# Given problem
Write out all the entries word for word and omit any pictures.

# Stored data
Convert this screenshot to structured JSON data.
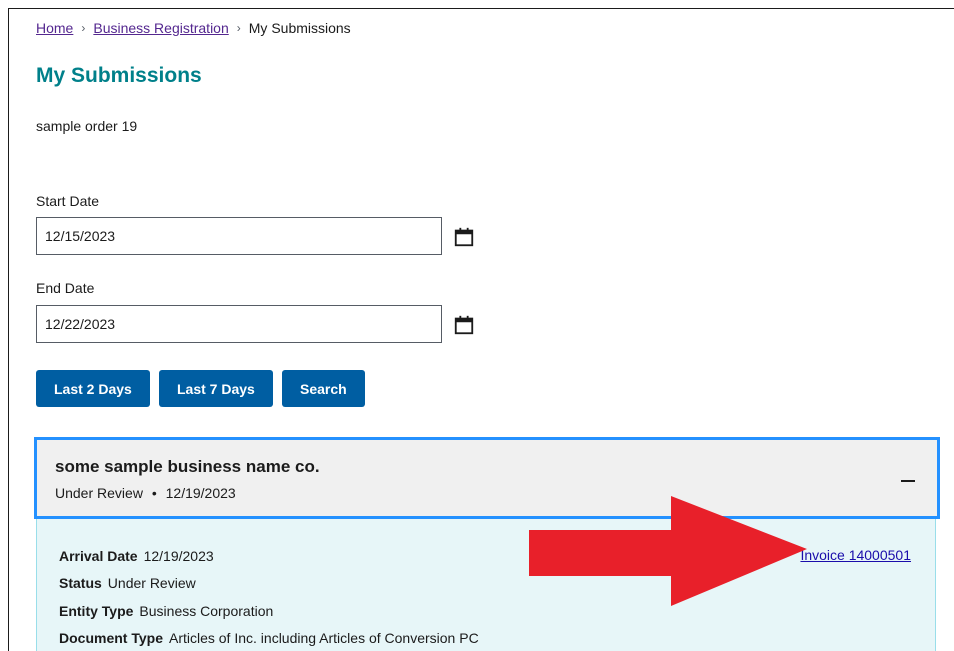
{
  "breadcrumb": {
    "home": "Home",
    "business_registration": "Business Registration",
    "current": "My Submissions",
    "separator": "›"
  },
  "page": {
    "title": "My Submissions",
    "subtext": "sample order 19"
  },
  "filters": {
    "start_label": "Start Date",
    "start_value": "12/15/2023",
    "end_label": "End Date",
    "end_value": "12/22/2023"
  },
  "buttons": {
    "last2": "Last 2 Days",
    "last7": "Last 7 Days",
    "search": "Search"
  },
  "submission": {
    "name": "some sample business name co.",
    "status": "Under Review",
    "bullet": "•",
    "date": "12/19/2023",
    "details": {
      "arrival_label": "Arrival Date",
      "arrival_value": "12/19/2023",
      "status_label": "Status",
      "status_value": "Under Review",
      "entity_label": "Entity Type",
      "entity_value": "Business Corporation",
      "doctype_label": "Document Type",
      "doctype_value": "Articles of Inc. including Articles of Conversion PC"
    },
    "invoice_link": "Invoice 14000501"
  },
  "icons": {
    "calendar": "calendar-icon",
    "collapse": "minus-icon",
    "annotation": "red-arrow"
  },
  "colors": {
    "title": "#00808a",
    "button": "#005ea2",
    "link_visited": "#54278f",
    "accordion_border": "#2491ff",
    "arrow": "#e8202a"
  }
}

# Answer to this problem
Convert this screenshot to structured JSON data.
{
  "breadcrumb": {
    "home": "Home",
    "business_registration": "Business Registration",
    "current": "My Submissions",
    "separator": "›"
  },
  "page": {
    "title": "My Submissions",
    "subtext": "sample order 19"
  },
  "filters": {
    "start_label": "Start Date",
    "start_value": "12/15/2023",
    "end_label": "End Date",
    "end_value": "12/22/2023"
  },
  "buttons": {
    "last2": "Last 2 Days",
    "last7": "Last 7 Days",
    "search": "Search"
  },
  "submission": {
    "name": "some sample business name co.",
    "status": "Under Review",
    "bullet": "•",
    "date": "12/19/2023",
    "details": {
      "arrival_label": "Arrival Date",
      "arrival_value": "12/19/2023",
      "status_label": "Status",
      "status_value": "Under Review",
      "entity_label": "Entity Type",
      "entity_value": "Business Corporation",
      "doctype_label": "Document Type",
      "doctype_value": "Articles of Inc. including Articles of Conversion PC"
    },
    "invoice_link": "Invoice 14000501"
  },
  "icons": {
    "calendar": "calendar-icon",
    "collapse": "minus-icon",
    "annotation": "red-arrow"
  },
  "colors": {
    "title": "#00808a",
    "button": "#005ea2",
    "link_visited": "#54278f",
    "accordion_border": "#2491ff",
    "arrow": "#e8202a"
  }
}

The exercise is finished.